Task goal:
Repeat the whole listing below, word for word.

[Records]

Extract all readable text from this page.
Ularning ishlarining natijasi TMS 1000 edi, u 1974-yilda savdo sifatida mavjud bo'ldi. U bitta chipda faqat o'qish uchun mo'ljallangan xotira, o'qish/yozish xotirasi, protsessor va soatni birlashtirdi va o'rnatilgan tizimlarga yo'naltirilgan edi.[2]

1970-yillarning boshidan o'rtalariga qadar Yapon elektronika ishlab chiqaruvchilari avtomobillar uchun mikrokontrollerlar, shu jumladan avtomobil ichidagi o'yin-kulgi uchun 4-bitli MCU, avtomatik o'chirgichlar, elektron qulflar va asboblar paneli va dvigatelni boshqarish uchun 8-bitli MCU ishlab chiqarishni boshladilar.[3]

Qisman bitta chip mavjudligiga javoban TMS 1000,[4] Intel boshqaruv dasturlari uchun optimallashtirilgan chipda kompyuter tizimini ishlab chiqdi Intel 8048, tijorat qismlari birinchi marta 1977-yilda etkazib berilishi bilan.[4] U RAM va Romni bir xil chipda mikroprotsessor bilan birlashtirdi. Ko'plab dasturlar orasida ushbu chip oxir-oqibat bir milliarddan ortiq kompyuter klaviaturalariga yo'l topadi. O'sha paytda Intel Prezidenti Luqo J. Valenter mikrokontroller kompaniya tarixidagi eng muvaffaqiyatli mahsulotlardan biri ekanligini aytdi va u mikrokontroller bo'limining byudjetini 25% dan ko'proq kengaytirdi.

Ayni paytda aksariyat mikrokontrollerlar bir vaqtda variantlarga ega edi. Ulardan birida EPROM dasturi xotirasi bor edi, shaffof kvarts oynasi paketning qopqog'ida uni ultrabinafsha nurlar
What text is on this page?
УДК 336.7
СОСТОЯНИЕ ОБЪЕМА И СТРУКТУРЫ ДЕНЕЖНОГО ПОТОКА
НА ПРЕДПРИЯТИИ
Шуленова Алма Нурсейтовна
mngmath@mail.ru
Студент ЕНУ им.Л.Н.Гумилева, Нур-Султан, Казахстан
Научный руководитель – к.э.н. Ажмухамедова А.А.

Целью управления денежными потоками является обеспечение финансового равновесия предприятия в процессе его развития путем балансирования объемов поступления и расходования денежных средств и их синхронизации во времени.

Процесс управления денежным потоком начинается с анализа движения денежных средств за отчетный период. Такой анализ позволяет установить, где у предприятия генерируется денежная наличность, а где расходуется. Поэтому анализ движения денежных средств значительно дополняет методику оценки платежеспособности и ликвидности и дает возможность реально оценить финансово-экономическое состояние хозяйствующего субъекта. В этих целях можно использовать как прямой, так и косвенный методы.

Output of the exercise:
Extract all readable text from this page.
Ularning ishlarining natijasi TMS 1000 edi, u 1974-yilda savdo sifatida mavjud bo'ldi. U bitta chipda faqat o'qish uchun mo'ljallangan xotira, o'qish/yozish xotirasi, protsessor va soatni birlashtirdi va o'rnatilgan tizimlarga yo'naltirilgan edi.[2]

1970-yillarning boshidan o'rtalariga qadar Yapon elektronika ishlab chiqaruvchilari avtomobillar uchun mikrokontrollerlar, shu jumladan avtomobil ichidagi o'yin-kulgi uchun 4-bitli MCU, avtomatik o'chirgichlar, elektron qulflar va asboblar paneli va dvigatelni boshqarish uchun 8-bitli MCU ishlab chiqarishni boshladilar.[3]

Qisman bitta chip mavjudligiga javoban TMS 1000,[4] Intel boshqaruv dasturlari uchun optimallashtirilgan chipda kompyuter tizimini ishlab chiqdi Intel 8048, tijorat qismlari birinchi marta 1977-yilda etkazib berilishi bilan.[4] U RAM va Romni bir xil chipda mikroprotsessor bilan birlashtirdi. Ko'plab dasturlar orasida ushbu chip oxir-oqibat bir milliarddan ortiq kompyuter klaviaturalariga yo'l topadi. O'sha paytda Intel Prezidenti Luqo J. Valenter mikrokontroller kompaniya tarixidagi eng muvaffaqiyatli mahsulotlardan biri ekanligini aytdi va u mikrokontroller bo'limining byudjetini 25% dan ko'proq kengaytirdi.

Ayni paytda aksariyat mikrokontrollerlar bir vaqtda variantlarga ega edi. Ulardan birida EPROM dasturi xotirasi bor edi, shaffof kvarts oynasi paketning qopqog'ida uni ultrabinafsha nurlar
What text is on this page?
УДК 336.7
СОСТОЯНИЕ ОБЪЕМА И СТРУКТУРЫ ДЕНЕЖНОГО ПОТОКА
НА ПРЕДПРИЯТИИ
Шуленова Алма Нурсейтовна
mngmath@mail.ru
Студент ЕНУ им.Л.Н.Гумилева, Нур-Султан, Казахстан
Научный руководитель – к.э.н. Ажмухамедова А.А.

Целью управления денежными потоками является обеспечение финансового равновесия предприятия в процессе его развития путем балансирования объемов поступления и расходования денежных средств и их синхронизации во времени.

Процесс управления денежным потоком начинается с анализа движения денежных средств за отчетный период. Такой анализ позволяет установить, где у предприятия генерируется денежная наличность, а где расходуется. Поэтому анализ движения денежных средств значительно дополняет методику оценки платежеспособности и ликвидности и дает возможность реально оценить финансово-экономическое состояние хозяйствующего субъекта. В этих целях можно использовать как прямой, так и косвенный методы.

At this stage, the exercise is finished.